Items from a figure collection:
===

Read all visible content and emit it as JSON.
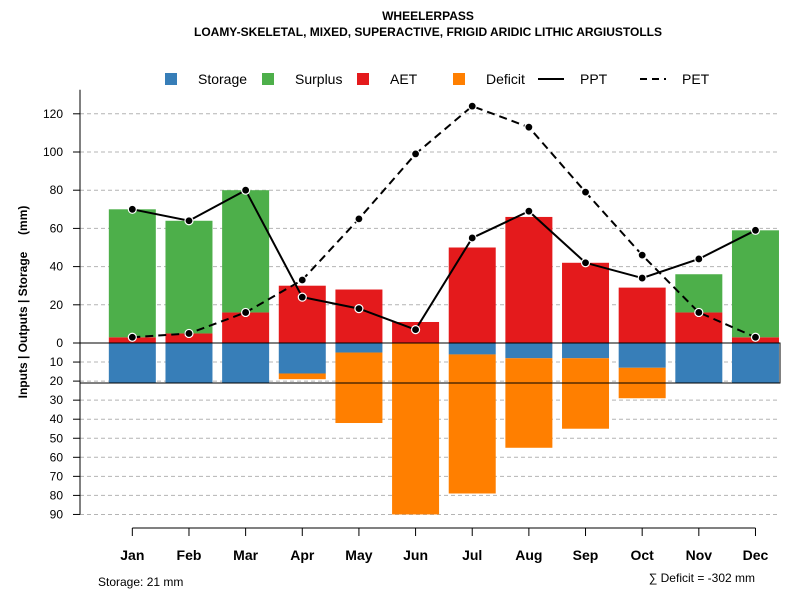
{
  "chart_data": {
    "type": "bar",
    "title": "WHEELERPASS",
    "subtitle": "LOAMY-SKELETAL, MIXED, SUPERACTIVE, FRIGID ARIDIC LITHIC ARGIUSTOLLS",
    "ylabel": "Inputs | Outputs | Storage     (mm)",
    "categories": [
      "Jan",
      "Feb",
      "Mar",
      "Apr",
      "May",
      "Jun",
      "Jul",
      "Aug",
      "Sep",
      "Oct",
      "Nov",
      "Dec"
    ],
    "ylim_upper": [
      0,
      130
    ],
    "ylim_lower": [
      0,
      90
    ],
    "yticks_upper": [
      0,
      20,
      40,
      60,
      80,
      100,
      120
    ],
    "yticks_lower": [
      10,
      20,
      30,
      40,
      50,
      60,
      70,
      80,
      90
    ],
    "gridlines": true,
    "legend": [
      {
        "name": "Storage",
        "color": "#377EB8",
        "kind": "box"
      },
      {
        "name": "Surplus",
        "color": "#4DAF4A",
        "kind": "box"
      },
      {
        "name": "AET",
        "color": "#E41A1C",
        "kind": "box"
      },
      {
        "name": "Deficit",
        "color": "#FF7F00",
        "kind": "box"
      },
      {
        "name": "PPT",
        "color": "#000000",
        "kind": "solid"
      },
      {
        "name": "PET",
        "color": "#000000",
        "kind": "dashed"
      }
    ],
    "series": [
      {
        "name": "AET",
        "values": [
          3,
          5,
          16,
          30,
          28,
          11,
          50,
          66,
          42,
          29,
          16,
          3
        ]
      },
      {
        "name": "Surplus",
        "values": [
          67,
          59,
          64,
          0,
          0,
          0,
          0,
          0,
          0,
          0,
          20,
          56
        ]
      },
      {
        "name": "Storage",
        "values": [
          21,
          21,
          21,
          16,
          5,
          0,
          6,
          8,
          8,
          13,
          21,
          21
        ]
      },
      {
        "name": "Deficit",
        "values": [
          0,
          0,
          0,
          3,
          37,
          90,
          73,
          47,
          37,
          16,
          0,
          0
        ]
      },
      {
        "name": "PPT",
        "values": [
          70,
          64,
          80,
          24,
          18,
          7,
          55,
          69,
          42,
          34,
          44,
          59
        ]
      },
      {
        "name": "PET",
        "values": [
          3,
          5,
          16,
          33,
          65,
          99,
          124,
          113,
          79,
          46,
          16,
          3
        ]
      }
    ],
    "total_storage_label": "Storage: 21 mm",
    "total_deficit_label": "∑ Deficit = -302 mm"
  }
}
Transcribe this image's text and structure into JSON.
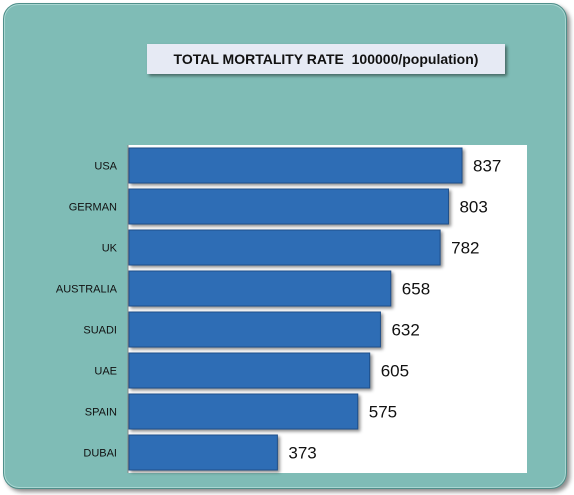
{
  "chart_data": {
    "type": "bar",
    "orientation": "horizontal",
    "title": "TOTAL MORTALITY RATE  100000/population)",
    "categories": [
      "USA",
      "GERMAN",
      "UK",
      "AUSTRALIA",
      "SUADI",
      "UAE",
      "SPAIN",
      "DUBAI"
    ],
    "values": [
      837,
      803,
      782,
      658,
      632,
      605,
      575,
      373
    ],
    "xlabel": "",
    "ylabel": "",
    "xlim": [
      0,
      1000
    ],
    "grid": false,
    "legend": "none",
    "data_labels": true,
    "colors": {
      "bar": "#2e6db5",
      "bar_edge": "#1d4e8a",
      "plot_background": "#ffffff",
      "frame_background": "#7fbcb6",
      "title_background": "#e6eaf4"
    }
  }
}
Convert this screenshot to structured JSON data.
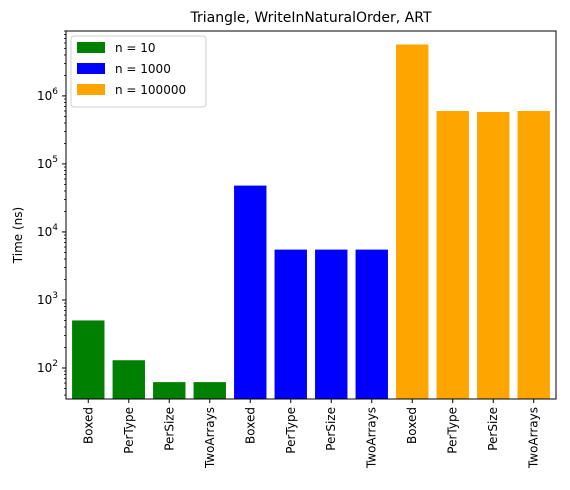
{
  "chart_data": {
    "type": "bar",
    "title": "Triangle, WriteInNaturalOrder, ART",
    "xlabel": "",
    "ylabel": "Time (ns)",
    "yscale": "log",
    "ylim": [
      35,
      9000000
    ],
    "yticks": [
      {
        "value": 100,
        "base": "10",
        "exp": "2"
      },
      {
        "value": 1000,
        "base": "10",
        "exp": "3"
      },
      {
        "value": 10000,
        "base": "10",
        "exp": "4"
      },
      {
        "value": 100000,
        "base": "10",
        "exp": "5"
      },
      {
        "value": 1000000,
        "base": "10",
        "exp": "6"
      }
    ],
    "legend_position": "top-left",
    "series": [
      {
        "name": "n = 10",
        "color": "#008000",
        "categories": [
          "Boxed",
          "PerType",
          "PerSize",
          "TwoArrays"
        ],
        "values": [
          500,
          130,
          62,
          62
        ]
      },
      {
        "name": "n = 1000",
        "color": "#0000ff",
        "categories": [
          "Boxed",
          "PerType",
          "PerSize",
          "TwoArrays"
        ],
        "values": [
          48000,
          5500,
          5500,
          5500
        ]
      },
      {
        "name": "n = 100000",
        "color": "#ffa500",
        "categories": [
          "Boxed",
          "PerType",
          "PerSize",
          "TwoArrays"
        ],
        "values": [
          5700000,
          600000,
          580000,
          600000
        ]
      }
    ]
  }
}
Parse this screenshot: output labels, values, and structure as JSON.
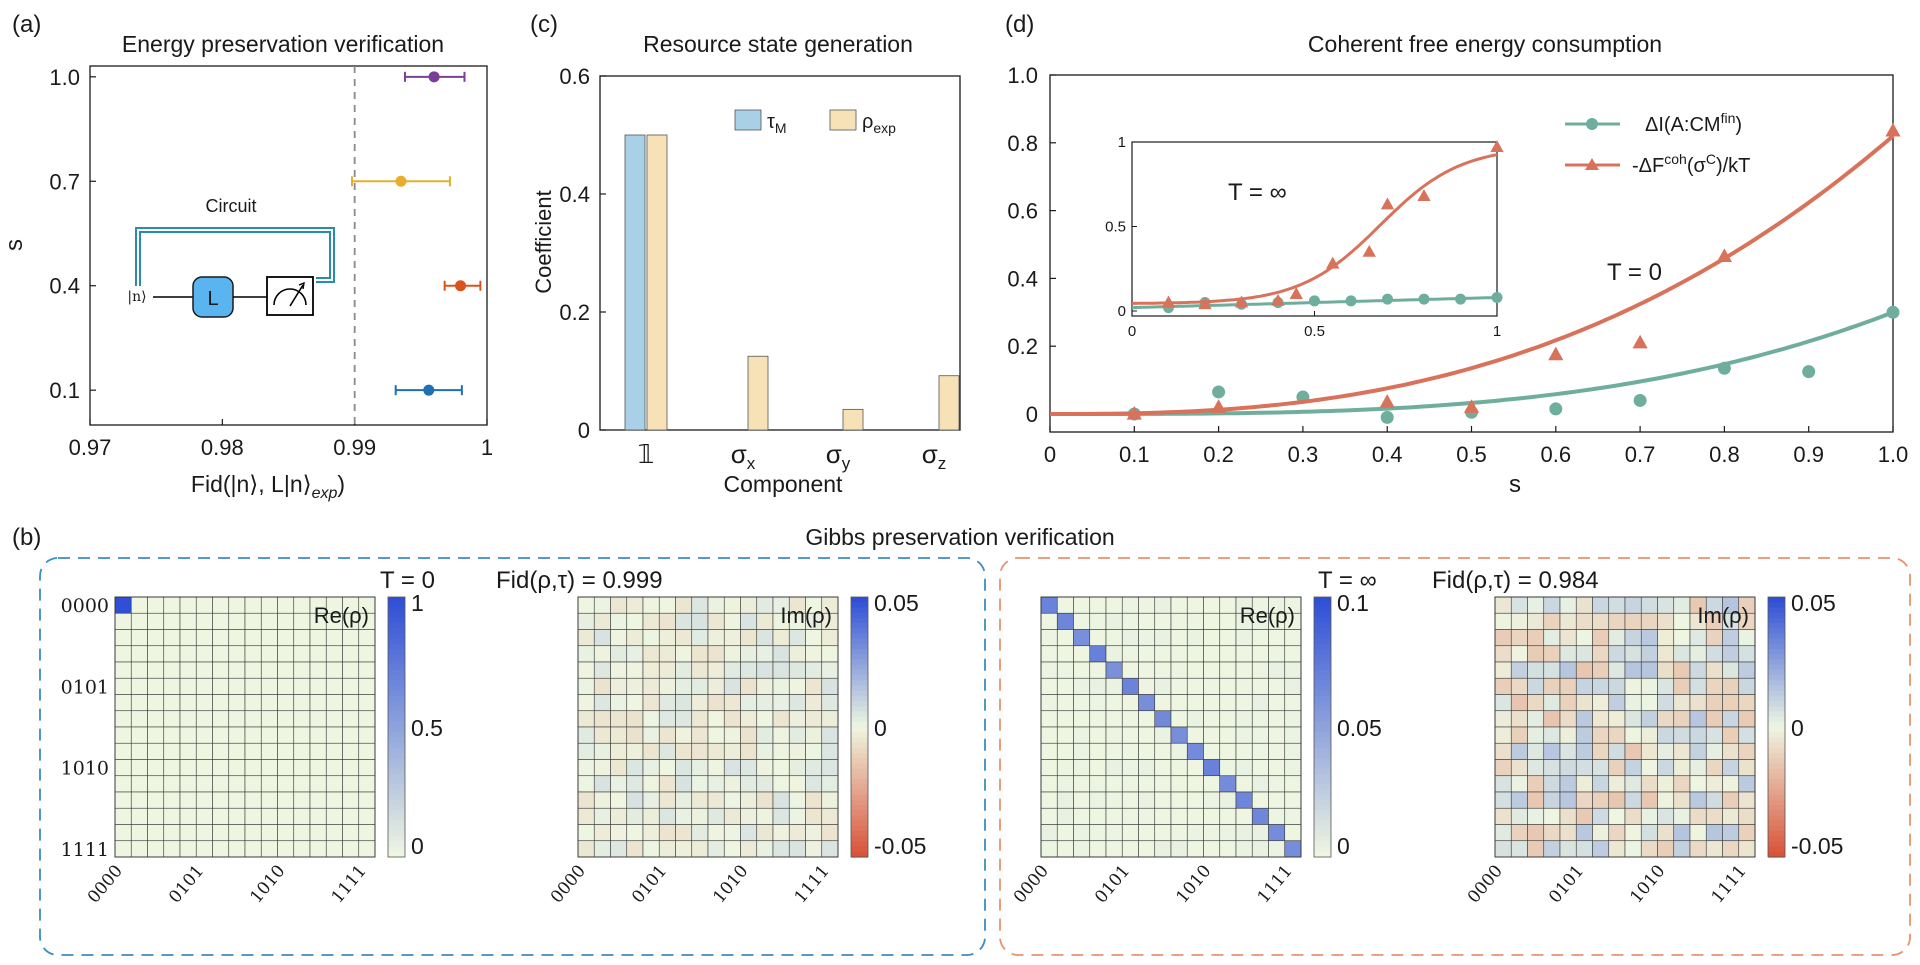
{
  "panel_labels": {
    "a": "(a)",
    "b": "(b)",
    "c": "(c)",
    "d": "(d)"
  },
  "colors": {
    "teal": "#6fae9c",
    "salmon": "#d9725a",
    "blue_bar": "#a8d0e6",
    "tan_bar": "#f7e2b8",
    "purple": "#7b3f98",
    "yellow": "#e8ad2d",
    "orange": "#d9531e",
    "dark_blue": "#1f6fb4",
    "dashed_blue": "#3b8cc0",
    "dashed_orange": "#e8936d",
    "hm_pos": "#2f4fd6",
    "hm_zero": "#eef6e2",
    "hm_neg": "#d9533a"
  },
  "chart_data": [
    {
      "id": "a",
      "type": "scatter",
      "title": "Energy preservation verification",
      "xlabel": "Fid(|n⟩, L|n⟩",
      "xlabel_sub": "exp",
      "xlabel_close": ")",
      "ylabel": "s",
      "xlim": [
        0.97,
        1.0
      ],
      "xticks": [
        0.97,
        0.98,
        0.99,
        1.0
      ],
      "xtick_labels": [
        "0.97",
        "0.98",
        "0.99",
        "1"
      ],
      "yticks": [
        0.1,
        0.4,
        0.7,
        1.0
      ],
      "ytick_labels": [
        "0.1",
        "0.4",
        "0.7",
        "1.0"
      ],
      "ref_line_x": 0.99,
      "points": [
        {
          "s": 1.0,
          "fid": 0.996,
          "err_low": 0.9938,
          "err_high": 0.9983,
          "color": "#7b3f98"
        },
        {
          "s": 0.7,
          "fid": 0.9935,
          "err_low": 0.9898,
          "err_high": 0.9972,
          "color": "#e8ad2d"
        },
        {
          "s": 0.4,
          "fid": 0.998,
          "err_low": 0.9968,
          "err_high": 0.9995,
          "color": "#d9531e"
        },
        {
          "s": 0.1,
          "fid": 0.9956,
          "err_low": 0.9931,
          "err_high": 0.9981,
          "color": "#1f6fb4"
        }
      ],
      "inset": {
        "label": "Circuit",
        "input": "|n⟩",
        "gate": "L",
        "meter_icon": "measurement-meter-icon"
      }
    },
    {
      "id": "c",
      "type": "bar",
      "title": "Resource state generation",
      "xlabel": "Component",
      "ylabel": "Coefficient",
      "ylim": [
        0,
        0.6
      ],
      "yticks": [
        0,
        0.2,
        0.4,
        0.6
      ],
      "ytick_labels": [
        "0",
        "0.2",
        "0.4",
        "0.6"
      ],
      "categories": [
        "𝟙",
        "σ",
        "σ",
        "σ"
      ],
      "category_subs": [
        "",
        "x",
        "y",
        "z"
      ],
      "series": [
        {
          "name": "τ",
          "name_sub": "M",
          "color": "#a8d0e6",
          "values": [
            0.5,
            0,
            0,
            0
          ]
        },
        {
          "name": "ρ",
          "name_sub": "exp",
          "color": "#f7e2b8",
          "values": [
            0.5,
            0.125,
            0.035,
            0.092
          ]
        }
      ]
    },
    {
      "id": "d",
      "type": "line",
      "title": "Coherent free energy consumption",
      "xlabel": "s",
      "ylabel": "",
      "xlim": [
        0,
        1.0
      ],
      "ylim": [
        -0.05,
        1.0
      ],
      "xticks": [
        0,
        0.1,
        0.2,
        0.3,
        0.4,
        0.5,
        0.6,
        0.7,
        0.8,
        0.9,
        1.0
      ],
      "xtick_labels": [
        "0",
        "0.1",
        "0.2",
        "0.3",
        "0.4",
        "0.5",
        "0.6",
        "0.7",
        "0.8",
        "0.9",
        "1.0"
      ],
      "yticks": [
        0,
        0.2,
        0.4,
        0.6,
        0.8,
        1.0
      ],
      "ytick_labels": [
        "0",
        "0.2",
        "0.4",
        "0.6",
        "0.8",
        "1.0"
      ],
      "annotation": "T = 0",
      "series": [
        {
          "name": "ΔI(A:CM",
          "name_sup": "fin",
          "name_tail": ")",
          "color": "#6fae9c",
          "marker": "circle",
          "points": [
            [
              0.1,
              0.0
            ],
            [
              0.2,
              0.065
            ],
            [
              0.3,
              0.05
            ],
            [
              0.4,
              -0.01
            ],
            [
              0.5,
              0.005
            ],
            [
              0.6,
              0.015
            ],
            [
              0.7,
              0.04
            ],
            [
              0.8,
              0.135
            ],
            [
              0.9,
              0.125
            ],
            [
              1.0,
              0.3
            ]
          ],
          "fit": {
            "form": "a*s^p",
            "a": 0.3,
            "p": 3.2
          }
        },
        {
          "name": "-ΔF",
          "name_sup": "coh",
          "name_mid": "(σ",
          "name_sup2": "C",
          "name_tail": ")/kT",
          "color": "#d9725a",
          "marker": "triangle",
          "points": [
            [
              0.1,
              0.0
            ],
            [
              0.2,
              0.02
            ],
            [
              0.4,
              0.035
            ],
            [
              0.5,
              0.02
            ],
            [
              0.6,
              0.175
            ],
            [
              0.7,
              0.21
            ],
            [
              0.8,
              0.465
            ],
            [
              1.0,
              0.835
            ]
          ],
          "fit": {
            "form": "a*s^p",
            "a": 0.82,
            "p": 2.6
          }
        }
      ],
      "inset": {
        "annotation": "T = ∞",
        "xlim": [
          0,
          1
        ],
        "ylim": [
          0,
          1
        ],
        "xticks": [
          0,
          0.5,
          1
        ],
        "xtick_labels": [
          "0",
          "0.5",
          "1"
        ],
        "yticks": [
          0,
          0.5,
          1
        ],
        "ytick_labels": [
          "0",
          "0.5",
          "1"
        ],
        "series": [
          {
            "color": "#6fae9c",
            "marker": "circle",
            "points": [
              [
                0.1,
                0.02
              ],
              [
                0.2,
                0.05
              ],
              [
                0.3,
                0.04
              ],
              [
                0.4,
                0.05
              ],
              [
                0.5,
                0.06
              ],
              [
                0.6,
                0.06
              ],
              [
                0.7,
                0.07
              ],
              [
                0.8,
                0.07
              ],
              [
                0.9,
                0.07
              ],
              [
                1.0,
                0.08
              ]
            ],
            "fit": {
              "form": "linear",
              "a": 0.02,
              "b": 0.06
            }
          },
          {
            "color": "#d9725a",
            "marker": "triangle",
            "points": [
              [
                0.1,
                0.05
              ],
              [
                0.2,
                0.04
              ],
              [
                0.3,
                0.05
              ],
              [
                0.4,
                0.06
              ],
              [
                0.45,
                0.1
              ],
              [
                0.55,
                0.28
              ],
              [
                0.65,
                0.35
              ],
              [
                0.7,
                0.63
              ],
              [
                0.8,
                0.68
              ],
              [
                1.0,
                0.97
              ]
            ],
            "fit": {
              "form": "sigmoid"
            }
          }
        ]
      }
    },
    {
      "id": "b",
      "type": "heatmap",
      "title": "Gibbs preservation verification",
      "groups": [
        {
          "condition": "T = 0",
          "fidelity": "Fid(ρ,τ) = 0.999"
        },
        {
          "condition": "T = ∞",
          "fidelity": "Fid(ρ,τ) = 0.984"
        }
      ],
      "size": 16,
      "axis_labels": [
        "0000",
        "0101",
        "1010",
        "1111"
      ],
      "maps": [
        {
          "label": "Re(ρ)",
          "case": "single_00",
          "scale": [
            0,
            1
          ],
          "cbar_ticks": [
            0,
            0.5,
            1
          ],
          "cbar_labels": [
            "0",
            "0.5",
            "1"
          ]
        },
        {
          "label": "Im(ρ)",
          "case": "noise_small",
          "scale": [
            -0.05,
            0.05
          ],
          "cbar_ticks": [
            -0.05,
            0,
            0.05
          ],
          "cbar_labels": [
            "-0.05",
            "0",
            "0.05"
          ]
        },
        {
          "label": "Re(ρ)",
          "case": "diagonal",
          "scale": [
            0,
            0.1
          ],
          "cbar_ticks": [
            0,
            0.05,
            0.1
          ],
          "cbar_labels": [
            "0",
            "0.05",
            "0.1"
          ]
        },
        {
          "label": "Im(ρ)",
          "case": "noise_medium",
          "scale": [
            -0.05,
            0.05
          ],
          "cbar_ticks": [
            -0.05,
            0,
            0.05
          ],
          "cbar_labels": [
            "-0.05",
            "0",
            "0.05"
          ]
        }
      ]
    }
  ]
}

===

● AIM:
Copy out every line holding the string "ylabel".

● EXERCISE ANSWER:
    "ylabel": "Inputs | Outputs | Storage     (mm)",
    "ylabel": "",
    "ylabel": "Time (ns)",
      "ylabel": "s",
      "ylabel": "Coefficient",
      "ylabel": "",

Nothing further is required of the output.